What the task requires:
Copy all the material below, exactly as it stands.

>> Begin

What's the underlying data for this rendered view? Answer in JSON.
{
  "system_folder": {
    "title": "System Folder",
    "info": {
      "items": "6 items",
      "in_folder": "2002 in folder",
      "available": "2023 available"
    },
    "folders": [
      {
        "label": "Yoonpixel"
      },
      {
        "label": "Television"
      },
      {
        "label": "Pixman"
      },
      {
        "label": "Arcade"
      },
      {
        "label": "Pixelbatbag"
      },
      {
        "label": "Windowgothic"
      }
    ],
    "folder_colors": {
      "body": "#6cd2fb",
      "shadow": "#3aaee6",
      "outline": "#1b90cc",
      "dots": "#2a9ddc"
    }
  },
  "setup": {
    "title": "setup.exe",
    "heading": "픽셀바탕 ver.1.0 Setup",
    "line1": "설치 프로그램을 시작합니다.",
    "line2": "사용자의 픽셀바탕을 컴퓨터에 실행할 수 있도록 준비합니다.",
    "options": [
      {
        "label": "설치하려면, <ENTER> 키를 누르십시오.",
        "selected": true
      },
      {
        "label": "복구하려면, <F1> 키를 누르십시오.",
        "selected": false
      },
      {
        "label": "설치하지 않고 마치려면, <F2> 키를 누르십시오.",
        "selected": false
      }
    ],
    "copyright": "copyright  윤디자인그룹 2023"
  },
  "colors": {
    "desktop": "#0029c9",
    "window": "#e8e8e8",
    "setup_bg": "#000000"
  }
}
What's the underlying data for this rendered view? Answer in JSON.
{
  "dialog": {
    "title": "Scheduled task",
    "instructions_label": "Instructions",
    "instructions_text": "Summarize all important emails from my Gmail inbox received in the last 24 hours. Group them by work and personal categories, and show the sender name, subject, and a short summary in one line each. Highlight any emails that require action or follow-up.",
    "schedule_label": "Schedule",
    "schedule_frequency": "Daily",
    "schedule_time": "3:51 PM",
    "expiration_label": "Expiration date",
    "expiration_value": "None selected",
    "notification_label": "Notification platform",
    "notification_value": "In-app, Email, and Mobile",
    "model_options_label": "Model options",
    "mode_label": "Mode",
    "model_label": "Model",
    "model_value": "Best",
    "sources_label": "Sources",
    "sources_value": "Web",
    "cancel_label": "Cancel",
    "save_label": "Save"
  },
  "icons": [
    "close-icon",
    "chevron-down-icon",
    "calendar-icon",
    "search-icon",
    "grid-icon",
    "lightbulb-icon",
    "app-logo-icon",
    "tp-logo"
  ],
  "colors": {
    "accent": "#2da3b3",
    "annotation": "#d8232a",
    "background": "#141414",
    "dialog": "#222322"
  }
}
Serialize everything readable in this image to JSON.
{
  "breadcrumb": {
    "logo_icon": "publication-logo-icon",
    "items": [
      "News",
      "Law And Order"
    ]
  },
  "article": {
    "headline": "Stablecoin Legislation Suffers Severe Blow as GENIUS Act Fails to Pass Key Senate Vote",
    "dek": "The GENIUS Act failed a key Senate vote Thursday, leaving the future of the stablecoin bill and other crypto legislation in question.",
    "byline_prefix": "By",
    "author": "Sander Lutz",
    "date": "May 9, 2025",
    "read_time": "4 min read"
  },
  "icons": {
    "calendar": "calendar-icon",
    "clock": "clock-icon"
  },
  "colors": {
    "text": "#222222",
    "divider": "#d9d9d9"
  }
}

>> End

The reply:
What's the underlying data for this rendered view? Answer in JSON.
{
  "system_folder": {
    "title": "System Folder",
    "info": {
      "items": "6 items",
      "in_folder": "2002 in folder",
      "available": "2023 available"
    },
    "folders": [
      {
        "label": "Yoonpixel"
      },
      {
        "label": "Television"
      },
      {
        "label": "Pixman"
      },
      {
        "label": "Arcade"
      },
      {
        "label": "Pixelbatbag"
      },
      {
        "label": "Windowgothic"
      }
    ],
    "folder_colors": {
      "body": "#6cd2fb",
      "shadow": "#3aaee6",
      "outline": "#1b90cc",
      "dots": "#2a9ddc"
    }
  },
  "setup": {
    "title": "setup.exe",
    "heading": "픽셀바탕 ver.1.0 Setup",
    "line1": "설치 프로그램을 시작합니다.",
    "line2": "사용자의 픽셀바탕을 컴퓨터에 실행할 수 있도록 준비합니다.",
    "options": [
      {
        "label": "설치하려면, <ENTER> 키를 누르십시오.",
        "selected": true
      },
      {
        "label": "복구하려면, <F1> 키를 누르십시오.",
        "selected": false
      },
      {
        "label": "설치하지 않고 마치려면, <F2> 키를 누르십시오.",
        "selected": false
      }
    ],
    "copyright": "copyright  윤디자인그룹 2023"
  },
  "colors": {
    "desktop": "#0029c9",
    "window": "#e8e8e8",
    "setup_bg": "#000000"
  }
}
What's the underlying data for this rendered view? Answer in JSON.
{
  "dialog": {
    "title": "Scheduled task",
    "instructions_label": "Instructions",
    "instructions_text": "Summarize all important emails from my Gmail inbox received in the last 24 hours. Group them by work and personal categories, and show the sender name, subject, and a short summary in one line each. Highlight any emails that require action or follow-up.",
    "schedule_label": "Schedule",
    "schedule_frequency": "Daily",
    "schedule_time": "3:51 PM",
    "expiration_label": "Expiration date",
    "expiration_value": "None selected",
    "notification_label": "Notification platform",
    "notification_value": "In-app, Email, and Mobile",
    "model_options_label": "Model options",
    "mode_label": "Mode",
    "model_label": "Model",
    "model_value": "Best",
    "sources_label": "Sources",
    "sources_value": "Web",
    "cancel_label": "Cancel",
    "save_label": "Save"
  },
  "icons": [
    "close-icon",
    "chevron-down-icon",
    "calendar-icon",
    "search-icon",
    "grid-icon",
    "lightbulb-icon",
    "app-logo-icon",
    "tp-logo"
  ],
  "colors": {
    "accent": "#2da3b3",
    "annotation": "#d8232a",
    "background": "#141414",
    "dialog": "#222322"
  }
}
Serialize everything readable in this image to JSON.
{
  "breadcrumb": {
    "logo_icon": "publication-logo-icon",
    "items": [
      "News",
      "Law And Order"
    ]
  },
  "article": {
    "headline": "Stablecoin Legislation Suffers Severe Blow as GENIUS Act Fails to Pass Key Senate Vote",
    "dek": "The GENIUS Act failed a key Senate vote Thursday, leaving the future of the stablecoin bill and other crypto legislation in question.",
    "byline_prefix": "By",
    "author": "Sander Lutz",
    "date": "May 9, 2025",
    "read_time": "4 min read"
  },
  "icons": {
    "calendar": "calendar-icon",
    "clock": "clock-icon"
  },
  "colors": {
    "text": "#222222",
    "divider": "#d9d9d9"
  }
}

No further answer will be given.